Start of Given records

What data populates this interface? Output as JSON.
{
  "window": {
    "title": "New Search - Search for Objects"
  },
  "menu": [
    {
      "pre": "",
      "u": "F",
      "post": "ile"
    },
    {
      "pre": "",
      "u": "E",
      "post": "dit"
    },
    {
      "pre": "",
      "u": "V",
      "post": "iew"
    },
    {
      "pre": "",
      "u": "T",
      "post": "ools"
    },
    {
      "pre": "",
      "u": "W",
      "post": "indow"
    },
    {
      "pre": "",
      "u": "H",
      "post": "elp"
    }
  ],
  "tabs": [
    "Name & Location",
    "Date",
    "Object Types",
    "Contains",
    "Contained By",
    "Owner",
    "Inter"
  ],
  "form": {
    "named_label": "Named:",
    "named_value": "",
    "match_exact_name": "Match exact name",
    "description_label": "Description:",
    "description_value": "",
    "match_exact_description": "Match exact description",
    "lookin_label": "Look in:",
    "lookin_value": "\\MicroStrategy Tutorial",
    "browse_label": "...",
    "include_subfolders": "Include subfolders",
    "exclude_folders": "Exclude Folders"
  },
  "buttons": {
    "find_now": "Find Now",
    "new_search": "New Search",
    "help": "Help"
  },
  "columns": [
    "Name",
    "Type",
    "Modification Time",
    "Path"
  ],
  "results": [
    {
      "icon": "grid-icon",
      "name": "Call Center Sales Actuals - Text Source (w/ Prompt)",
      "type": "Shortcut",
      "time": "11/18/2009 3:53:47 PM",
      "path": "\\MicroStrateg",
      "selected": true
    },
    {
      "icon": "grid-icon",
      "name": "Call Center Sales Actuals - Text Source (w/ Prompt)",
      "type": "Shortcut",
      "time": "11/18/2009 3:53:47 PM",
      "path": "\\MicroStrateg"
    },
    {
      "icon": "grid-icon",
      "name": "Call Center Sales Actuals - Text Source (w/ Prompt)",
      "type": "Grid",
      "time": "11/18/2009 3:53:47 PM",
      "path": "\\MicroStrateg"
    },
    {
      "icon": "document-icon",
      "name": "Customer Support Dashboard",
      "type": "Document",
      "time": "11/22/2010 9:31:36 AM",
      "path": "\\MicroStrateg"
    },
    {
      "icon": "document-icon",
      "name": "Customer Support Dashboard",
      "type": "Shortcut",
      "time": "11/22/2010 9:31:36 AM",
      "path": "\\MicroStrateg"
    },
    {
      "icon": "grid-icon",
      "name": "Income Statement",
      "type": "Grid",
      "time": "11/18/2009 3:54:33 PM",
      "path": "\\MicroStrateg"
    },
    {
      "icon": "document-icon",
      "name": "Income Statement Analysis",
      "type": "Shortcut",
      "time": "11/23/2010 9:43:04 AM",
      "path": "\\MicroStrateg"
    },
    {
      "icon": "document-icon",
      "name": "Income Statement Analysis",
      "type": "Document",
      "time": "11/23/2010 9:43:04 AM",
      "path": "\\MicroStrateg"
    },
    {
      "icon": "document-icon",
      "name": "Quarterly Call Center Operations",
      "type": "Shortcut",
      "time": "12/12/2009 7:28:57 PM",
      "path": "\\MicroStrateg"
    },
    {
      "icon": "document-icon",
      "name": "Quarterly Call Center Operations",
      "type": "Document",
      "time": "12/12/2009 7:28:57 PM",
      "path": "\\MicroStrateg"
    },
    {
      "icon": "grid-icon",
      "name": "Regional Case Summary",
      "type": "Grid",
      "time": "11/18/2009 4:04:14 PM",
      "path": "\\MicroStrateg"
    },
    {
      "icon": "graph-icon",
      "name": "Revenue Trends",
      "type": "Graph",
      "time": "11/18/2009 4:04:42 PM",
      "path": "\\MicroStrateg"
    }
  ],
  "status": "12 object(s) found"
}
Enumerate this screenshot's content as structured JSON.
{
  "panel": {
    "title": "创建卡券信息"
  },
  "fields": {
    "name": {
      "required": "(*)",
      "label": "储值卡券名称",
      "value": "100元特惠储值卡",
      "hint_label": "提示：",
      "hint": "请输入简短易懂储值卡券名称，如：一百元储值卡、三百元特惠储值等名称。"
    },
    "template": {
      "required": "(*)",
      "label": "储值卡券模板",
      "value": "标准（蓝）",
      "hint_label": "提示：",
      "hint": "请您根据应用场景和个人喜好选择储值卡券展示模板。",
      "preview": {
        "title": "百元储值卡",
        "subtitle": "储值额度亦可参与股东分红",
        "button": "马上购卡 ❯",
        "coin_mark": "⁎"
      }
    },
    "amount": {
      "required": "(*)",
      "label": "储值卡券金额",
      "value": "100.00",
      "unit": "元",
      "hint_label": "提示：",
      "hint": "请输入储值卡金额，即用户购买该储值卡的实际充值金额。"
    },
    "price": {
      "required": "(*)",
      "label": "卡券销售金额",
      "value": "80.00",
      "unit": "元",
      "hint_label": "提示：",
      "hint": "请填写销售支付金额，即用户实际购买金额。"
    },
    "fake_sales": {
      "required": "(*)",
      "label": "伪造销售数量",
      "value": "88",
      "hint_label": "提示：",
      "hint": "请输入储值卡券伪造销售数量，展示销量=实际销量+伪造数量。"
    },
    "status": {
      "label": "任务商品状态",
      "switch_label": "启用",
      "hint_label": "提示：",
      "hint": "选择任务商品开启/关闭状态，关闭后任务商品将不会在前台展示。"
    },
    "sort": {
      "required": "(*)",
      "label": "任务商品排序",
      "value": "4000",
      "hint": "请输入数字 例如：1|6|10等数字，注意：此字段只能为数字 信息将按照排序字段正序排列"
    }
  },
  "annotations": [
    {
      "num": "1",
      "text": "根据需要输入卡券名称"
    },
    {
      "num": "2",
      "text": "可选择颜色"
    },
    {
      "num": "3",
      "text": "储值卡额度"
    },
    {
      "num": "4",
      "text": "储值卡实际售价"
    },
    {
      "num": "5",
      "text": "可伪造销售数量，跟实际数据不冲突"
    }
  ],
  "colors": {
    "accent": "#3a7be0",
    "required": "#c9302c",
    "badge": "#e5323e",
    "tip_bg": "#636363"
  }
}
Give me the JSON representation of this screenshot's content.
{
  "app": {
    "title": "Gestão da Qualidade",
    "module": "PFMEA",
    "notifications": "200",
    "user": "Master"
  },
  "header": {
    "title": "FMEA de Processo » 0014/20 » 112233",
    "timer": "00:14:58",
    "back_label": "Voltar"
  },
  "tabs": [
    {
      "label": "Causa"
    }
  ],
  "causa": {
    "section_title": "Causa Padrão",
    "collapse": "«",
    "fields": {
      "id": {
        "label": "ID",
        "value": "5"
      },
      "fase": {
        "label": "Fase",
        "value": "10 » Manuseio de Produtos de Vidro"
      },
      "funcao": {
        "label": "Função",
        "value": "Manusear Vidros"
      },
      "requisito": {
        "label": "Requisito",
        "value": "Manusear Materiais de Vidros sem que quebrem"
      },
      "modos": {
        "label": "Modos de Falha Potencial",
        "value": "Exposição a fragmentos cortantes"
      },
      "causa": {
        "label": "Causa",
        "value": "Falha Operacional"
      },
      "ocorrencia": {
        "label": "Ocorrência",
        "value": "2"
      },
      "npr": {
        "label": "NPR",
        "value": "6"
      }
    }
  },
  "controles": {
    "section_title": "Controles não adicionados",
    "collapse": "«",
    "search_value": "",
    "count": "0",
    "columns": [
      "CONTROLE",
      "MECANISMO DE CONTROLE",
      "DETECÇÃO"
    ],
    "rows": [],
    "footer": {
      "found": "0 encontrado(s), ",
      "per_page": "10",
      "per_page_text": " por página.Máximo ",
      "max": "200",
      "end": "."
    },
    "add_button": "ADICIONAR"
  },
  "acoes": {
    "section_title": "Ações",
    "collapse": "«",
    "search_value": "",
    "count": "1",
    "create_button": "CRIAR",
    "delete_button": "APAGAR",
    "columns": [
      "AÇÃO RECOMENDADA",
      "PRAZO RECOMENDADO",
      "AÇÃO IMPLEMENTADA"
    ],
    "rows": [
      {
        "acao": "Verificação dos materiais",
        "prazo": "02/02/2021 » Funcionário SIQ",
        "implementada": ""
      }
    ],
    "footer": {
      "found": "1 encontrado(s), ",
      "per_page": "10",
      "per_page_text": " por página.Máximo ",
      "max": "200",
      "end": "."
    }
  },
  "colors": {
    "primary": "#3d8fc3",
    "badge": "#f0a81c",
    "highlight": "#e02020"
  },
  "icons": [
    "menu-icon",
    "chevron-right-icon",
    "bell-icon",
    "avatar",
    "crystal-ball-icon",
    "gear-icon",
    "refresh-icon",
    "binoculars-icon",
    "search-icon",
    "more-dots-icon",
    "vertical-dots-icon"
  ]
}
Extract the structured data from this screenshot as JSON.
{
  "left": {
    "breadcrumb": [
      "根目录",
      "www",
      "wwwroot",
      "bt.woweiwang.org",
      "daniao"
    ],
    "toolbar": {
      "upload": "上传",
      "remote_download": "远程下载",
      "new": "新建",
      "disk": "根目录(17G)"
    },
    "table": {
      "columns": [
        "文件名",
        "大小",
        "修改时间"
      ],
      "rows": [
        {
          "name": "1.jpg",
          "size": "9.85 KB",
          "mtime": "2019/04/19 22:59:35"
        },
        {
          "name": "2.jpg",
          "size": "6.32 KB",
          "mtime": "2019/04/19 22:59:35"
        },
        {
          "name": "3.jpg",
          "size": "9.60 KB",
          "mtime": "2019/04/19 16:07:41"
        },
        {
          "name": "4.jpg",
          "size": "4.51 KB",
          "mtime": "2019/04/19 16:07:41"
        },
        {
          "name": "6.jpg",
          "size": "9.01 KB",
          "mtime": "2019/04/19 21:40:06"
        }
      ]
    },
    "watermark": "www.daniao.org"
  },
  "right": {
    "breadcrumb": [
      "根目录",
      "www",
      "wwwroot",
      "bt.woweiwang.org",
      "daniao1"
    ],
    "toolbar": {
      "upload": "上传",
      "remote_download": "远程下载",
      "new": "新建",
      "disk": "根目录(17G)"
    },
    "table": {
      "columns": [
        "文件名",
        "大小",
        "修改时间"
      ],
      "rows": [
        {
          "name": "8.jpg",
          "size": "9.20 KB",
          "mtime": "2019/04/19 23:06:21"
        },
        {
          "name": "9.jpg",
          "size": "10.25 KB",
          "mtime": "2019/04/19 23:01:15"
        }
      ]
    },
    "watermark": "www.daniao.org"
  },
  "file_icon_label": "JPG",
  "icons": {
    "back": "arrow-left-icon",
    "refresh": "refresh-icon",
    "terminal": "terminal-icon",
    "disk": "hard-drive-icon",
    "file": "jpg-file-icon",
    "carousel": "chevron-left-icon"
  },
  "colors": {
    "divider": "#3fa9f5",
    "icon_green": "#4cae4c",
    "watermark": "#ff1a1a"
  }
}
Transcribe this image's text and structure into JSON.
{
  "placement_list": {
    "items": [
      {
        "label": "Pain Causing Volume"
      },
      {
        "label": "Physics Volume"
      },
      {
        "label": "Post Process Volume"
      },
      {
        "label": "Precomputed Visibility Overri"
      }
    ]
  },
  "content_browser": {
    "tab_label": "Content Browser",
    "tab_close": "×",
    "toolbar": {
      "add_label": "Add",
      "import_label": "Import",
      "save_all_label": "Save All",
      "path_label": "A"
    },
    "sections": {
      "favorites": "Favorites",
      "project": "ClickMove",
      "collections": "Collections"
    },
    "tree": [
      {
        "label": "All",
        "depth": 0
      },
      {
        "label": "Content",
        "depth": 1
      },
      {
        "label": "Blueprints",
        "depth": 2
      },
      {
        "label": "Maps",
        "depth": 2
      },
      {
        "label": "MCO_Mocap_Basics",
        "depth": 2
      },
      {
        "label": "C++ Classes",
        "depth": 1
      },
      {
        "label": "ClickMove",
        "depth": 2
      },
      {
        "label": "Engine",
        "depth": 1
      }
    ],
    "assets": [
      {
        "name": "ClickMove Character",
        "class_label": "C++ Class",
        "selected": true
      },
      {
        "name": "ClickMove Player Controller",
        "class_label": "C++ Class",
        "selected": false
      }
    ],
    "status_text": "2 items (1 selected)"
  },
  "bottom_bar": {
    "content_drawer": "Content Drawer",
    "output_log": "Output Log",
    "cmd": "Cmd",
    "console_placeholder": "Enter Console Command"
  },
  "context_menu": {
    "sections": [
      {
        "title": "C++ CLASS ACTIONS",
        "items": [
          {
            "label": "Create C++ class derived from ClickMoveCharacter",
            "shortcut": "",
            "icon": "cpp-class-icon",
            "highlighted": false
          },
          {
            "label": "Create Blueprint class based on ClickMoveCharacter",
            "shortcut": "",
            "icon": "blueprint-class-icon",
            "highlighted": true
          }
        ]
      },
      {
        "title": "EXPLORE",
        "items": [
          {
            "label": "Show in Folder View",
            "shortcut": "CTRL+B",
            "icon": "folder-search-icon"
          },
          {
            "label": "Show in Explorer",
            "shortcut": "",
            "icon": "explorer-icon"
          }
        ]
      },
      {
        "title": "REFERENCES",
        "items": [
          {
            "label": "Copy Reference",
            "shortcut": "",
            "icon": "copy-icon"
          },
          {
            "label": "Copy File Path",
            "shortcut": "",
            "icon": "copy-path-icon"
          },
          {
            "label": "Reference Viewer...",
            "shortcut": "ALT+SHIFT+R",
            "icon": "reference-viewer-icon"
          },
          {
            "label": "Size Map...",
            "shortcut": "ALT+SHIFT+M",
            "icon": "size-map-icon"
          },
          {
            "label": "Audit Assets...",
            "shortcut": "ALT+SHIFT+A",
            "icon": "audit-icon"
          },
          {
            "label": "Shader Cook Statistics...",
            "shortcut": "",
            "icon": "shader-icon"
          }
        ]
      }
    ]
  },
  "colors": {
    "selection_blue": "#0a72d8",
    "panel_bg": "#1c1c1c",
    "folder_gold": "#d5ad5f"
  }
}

End of Given records

▸ Problem to work on
Check each line in the records for the word "Output" and say how many have it, with nothing else.

▸ Answer to this exercise
2